(Collected data)
- - - - -
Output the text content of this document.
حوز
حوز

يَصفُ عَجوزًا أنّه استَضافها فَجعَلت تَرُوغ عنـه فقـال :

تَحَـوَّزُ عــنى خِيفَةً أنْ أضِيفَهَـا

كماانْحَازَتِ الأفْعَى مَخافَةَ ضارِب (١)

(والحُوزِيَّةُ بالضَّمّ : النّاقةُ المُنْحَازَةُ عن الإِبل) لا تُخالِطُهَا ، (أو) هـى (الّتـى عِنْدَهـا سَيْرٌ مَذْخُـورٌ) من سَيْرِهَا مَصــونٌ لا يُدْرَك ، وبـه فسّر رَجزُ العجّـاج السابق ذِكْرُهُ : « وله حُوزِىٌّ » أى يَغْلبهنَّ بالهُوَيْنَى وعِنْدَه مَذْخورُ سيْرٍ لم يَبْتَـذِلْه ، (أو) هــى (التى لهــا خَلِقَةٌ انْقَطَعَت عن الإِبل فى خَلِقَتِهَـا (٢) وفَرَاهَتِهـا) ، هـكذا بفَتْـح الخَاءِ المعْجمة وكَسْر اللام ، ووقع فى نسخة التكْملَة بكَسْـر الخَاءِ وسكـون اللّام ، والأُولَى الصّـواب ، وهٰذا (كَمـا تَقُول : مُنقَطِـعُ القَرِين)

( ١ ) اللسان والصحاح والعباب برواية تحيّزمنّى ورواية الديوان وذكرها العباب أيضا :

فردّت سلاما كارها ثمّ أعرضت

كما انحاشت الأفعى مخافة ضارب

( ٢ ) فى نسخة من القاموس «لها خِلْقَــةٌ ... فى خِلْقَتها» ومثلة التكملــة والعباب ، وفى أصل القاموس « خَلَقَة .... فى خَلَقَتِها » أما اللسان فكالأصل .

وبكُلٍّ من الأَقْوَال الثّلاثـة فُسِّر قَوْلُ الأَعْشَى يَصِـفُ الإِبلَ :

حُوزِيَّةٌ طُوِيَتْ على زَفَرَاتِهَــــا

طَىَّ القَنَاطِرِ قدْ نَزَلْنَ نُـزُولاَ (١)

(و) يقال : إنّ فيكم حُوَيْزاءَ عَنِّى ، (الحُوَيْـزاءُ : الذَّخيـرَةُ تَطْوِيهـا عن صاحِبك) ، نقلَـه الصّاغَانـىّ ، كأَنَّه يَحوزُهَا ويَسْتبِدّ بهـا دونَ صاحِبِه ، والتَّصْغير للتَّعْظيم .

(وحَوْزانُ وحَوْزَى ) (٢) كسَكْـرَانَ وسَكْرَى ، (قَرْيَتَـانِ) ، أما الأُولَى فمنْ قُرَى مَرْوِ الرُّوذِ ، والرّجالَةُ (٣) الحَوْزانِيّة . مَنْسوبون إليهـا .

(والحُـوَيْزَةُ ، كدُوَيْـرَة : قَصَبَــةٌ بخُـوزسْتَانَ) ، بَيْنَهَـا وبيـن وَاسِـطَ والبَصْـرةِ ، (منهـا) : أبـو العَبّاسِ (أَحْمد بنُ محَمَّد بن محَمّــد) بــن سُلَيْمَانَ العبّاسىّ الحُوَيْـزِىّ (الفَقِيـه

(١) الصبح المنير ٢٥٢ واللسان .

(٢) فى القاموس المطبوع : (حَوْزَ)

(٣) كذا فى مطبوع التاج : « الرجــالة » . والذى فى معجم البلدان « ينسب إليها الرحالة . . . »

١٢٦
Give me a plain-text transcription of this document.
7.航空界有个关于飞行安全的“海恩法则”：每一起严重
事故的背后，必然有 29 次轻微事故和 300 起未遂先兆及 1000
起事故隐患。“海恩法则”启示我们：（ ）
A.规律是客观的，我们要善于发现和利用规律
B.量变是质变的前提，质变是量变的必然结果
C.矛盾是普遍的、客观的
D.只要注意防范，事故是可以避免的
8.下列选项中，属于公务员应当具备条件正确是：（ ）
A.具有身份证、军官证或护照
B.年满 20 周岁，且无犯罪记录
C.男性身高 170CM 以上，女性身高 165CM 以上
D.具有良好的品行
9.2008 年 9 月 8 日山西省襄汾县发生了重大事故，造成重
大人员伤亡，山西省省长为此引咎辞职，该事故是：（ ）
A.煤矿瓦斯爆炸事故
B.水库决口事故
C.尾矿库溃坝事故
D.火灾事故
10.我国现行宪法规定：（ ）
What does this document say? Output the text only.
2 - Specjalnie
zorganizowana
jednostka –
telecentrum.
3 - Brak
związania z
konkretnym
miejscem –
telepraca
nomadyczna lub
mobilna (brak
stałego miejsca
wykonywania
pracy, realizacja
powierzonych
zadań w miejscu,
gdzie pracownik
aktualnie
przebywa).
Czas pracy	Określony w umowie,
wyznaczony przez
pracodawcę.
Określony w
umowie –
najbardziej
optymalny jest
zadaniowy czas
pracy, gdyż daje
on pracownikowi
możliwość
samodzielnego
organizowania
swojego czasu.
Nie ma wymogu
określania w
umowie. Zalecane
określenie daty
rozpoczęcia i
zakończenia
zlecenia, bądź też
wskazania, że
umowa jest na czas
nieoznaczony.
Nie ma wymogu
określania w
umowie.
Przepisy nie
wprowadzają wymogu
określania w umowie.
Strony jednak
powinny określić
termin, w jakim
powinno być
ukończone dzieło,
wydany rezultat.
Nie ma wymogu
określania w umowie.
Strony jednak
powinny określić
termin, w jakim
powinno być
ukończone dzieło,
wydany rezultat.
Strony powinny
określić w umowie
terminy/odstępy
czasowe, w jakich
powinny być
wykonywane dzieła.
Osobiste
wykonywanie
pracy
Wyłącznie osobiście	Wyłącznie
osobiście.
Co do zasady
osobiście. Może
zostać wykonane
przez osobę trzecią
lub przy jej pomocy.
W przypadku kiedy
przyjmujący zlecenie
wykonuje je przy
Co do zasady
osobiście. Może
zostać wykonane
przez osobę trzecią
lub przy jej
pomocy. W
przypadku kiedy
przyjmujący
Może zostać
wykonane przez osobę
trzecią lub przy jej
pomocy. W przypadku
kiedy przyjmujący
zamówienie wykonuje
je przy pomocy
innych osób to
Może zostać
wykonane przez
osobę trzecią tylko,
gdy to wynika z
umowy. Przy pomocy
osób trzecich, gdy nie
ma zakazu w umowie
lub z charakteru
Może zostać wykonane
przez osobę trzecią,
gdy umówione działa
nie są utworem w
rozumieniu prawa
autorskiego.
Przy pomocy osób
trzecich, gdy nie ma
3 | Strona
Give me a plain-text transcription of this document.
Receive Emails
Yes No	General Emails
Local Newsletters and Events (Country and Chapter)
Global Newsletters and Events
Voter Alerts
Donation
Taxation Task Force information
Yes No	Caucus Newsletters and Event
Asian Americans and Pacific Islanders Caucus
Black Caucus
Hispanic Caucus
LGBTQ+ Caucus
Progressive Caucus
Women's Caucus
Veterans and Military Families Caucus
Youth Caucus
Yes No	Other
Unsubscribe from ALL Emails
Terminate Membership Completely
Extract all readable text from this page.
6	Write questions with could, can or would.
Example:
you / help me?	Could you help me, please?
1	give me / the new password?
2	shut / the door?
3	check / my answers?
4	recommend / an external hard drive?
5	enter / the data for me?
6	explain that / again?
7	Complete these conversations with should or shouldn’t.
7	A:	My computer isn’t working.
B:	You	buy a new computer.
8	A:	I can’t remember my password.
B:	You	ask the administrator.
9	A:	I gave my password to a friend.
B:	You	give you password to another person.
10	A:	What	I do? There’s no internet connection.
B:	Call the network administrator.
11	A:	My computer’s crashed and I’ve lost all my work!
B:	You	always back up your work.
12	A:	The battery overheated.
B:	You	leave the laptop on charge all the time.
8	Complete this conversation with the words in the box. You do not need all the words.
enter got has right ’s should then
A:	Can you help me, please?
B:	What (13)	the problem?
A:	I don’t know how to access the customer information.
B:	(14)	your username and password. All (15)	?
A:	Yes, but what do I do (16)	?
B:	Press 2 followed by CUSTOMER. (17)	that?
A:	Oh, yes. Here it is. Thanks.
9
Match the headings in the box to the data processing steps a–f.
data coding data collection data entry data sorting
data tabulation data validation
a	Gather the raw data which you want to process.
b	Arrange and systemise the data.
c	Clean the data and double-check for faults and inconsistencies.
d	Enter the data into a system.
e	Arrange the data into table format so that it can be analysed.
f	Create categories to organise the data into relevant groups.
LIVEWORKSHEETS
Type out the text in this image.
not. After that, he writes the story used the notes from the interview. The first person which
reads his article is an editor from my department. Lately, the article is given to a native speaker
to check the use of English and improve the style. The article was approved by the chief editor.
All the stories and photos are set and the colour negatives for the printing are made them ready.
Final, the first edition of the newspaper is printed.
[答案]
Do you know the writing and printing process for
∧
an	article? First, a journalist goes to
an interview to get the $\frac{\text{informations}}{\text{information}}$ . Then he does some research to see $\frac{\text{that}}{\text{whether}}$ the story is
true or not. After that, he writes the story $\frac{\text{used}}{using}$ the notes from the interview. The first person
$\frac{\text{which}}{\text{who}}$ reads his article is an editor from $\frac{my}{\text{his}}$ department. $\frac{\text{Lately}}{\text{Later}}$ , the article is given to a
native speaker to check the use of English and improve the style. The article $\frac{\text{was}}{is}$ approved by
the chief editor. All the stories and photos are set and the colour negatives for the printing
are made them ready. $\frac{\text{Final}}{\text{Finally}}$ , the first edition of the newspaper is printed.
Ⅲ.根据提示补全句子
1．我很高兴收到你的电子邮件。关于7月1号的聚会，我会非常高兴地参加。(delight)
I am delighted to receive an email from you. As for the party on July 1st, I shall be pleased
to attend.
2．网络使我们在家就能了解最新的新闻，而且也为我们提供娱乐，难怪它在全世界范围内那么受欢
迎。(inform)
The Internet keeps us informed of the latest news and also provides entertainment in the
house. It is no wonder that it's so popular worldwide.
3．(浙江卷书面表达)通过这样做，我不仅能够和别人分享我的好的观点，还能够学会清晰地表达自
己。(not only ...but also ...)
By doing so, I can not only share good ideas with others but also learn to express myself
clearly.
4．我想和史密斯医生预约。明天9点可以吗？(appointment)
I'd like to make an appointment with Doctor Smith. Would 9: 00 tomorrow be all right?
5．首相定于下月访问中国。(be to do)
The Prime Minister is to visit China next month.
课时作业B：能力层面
- - - - -
▶ **To be done**
Copy out all lines from the material above that contain the string "colour".

▶ **Correct answer**
All the stories and photos are set and the colour negatives for the printing are made them ready.
the chief editor. All the stories and photos are set and the colour negatives for the printing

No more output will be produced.